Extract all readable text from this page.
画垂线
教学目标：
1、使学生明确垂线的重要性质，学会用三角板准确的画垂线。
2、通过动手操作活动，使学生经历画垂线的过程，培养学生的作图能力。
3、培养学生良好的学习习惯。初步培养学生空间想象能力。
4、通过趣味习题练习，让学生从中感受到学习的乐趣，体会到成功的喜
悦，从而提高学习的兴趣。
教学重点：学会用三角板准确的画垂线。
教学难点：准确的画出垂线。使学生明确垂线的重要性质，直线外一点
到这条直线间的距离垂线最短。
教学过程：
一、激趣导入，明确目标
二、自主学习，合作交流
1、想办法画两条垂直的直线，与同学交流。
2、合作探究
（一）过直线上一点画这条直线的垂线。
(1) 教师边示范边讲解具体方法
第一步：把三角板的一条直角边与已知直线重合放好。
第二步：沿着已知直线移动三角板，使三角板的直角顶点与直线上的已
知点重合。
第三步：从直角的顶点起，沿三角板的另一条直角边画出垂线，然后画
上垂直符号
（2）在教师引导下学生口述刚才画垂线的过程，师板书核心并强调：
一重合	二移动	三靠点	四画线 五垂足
============================================================
Print the entries exactly. Include every one.

Extract all readable text from this page.
画垂线
教学目标：
1、使学生明确垂线的重要性质，学会用三角板准确的画垂线。
2、通过动手操作活动，使学生经历画垂线的过程，培养学生的作图能力。
3、培养学生良好的学习习惯。初步培养学生空间想象能力。
4、通过趣味习题练习，让学生从中感受到学习的乐趣，体会到成功的喜
悦，从而提高学习的兴趣。
教学重点：学会用三角板准确的画垂线。
教学难点：准确的画出垂线。使学生明确垂线的重要性质，直线外一点
到这条直线间的距离垂线最短。
教学过程：
一、激趣导入，明确目标
二、自主学习，合作交流
1、想办法画两条垂直的直线，与同学交流。
2、合作探究
（一）过直线上一点画这条直线的垂线。
(1) 教师边示范边讲解具体方法
第一步：把三角板的一条直角边与已知直线重合放好。
第二步：沿着已知直线移动三角板，使三角板的直角顶点与直线上的已
知点重合。
第三步：从直角的顶点起，沿三角板的另一条直角边画出垂线，然后画
上垂直符号
（2）在教师引导下学生口述刚才画垂线的过程，师板书核心并强调：
一重合	二移动	三靠点	四画线 五垂足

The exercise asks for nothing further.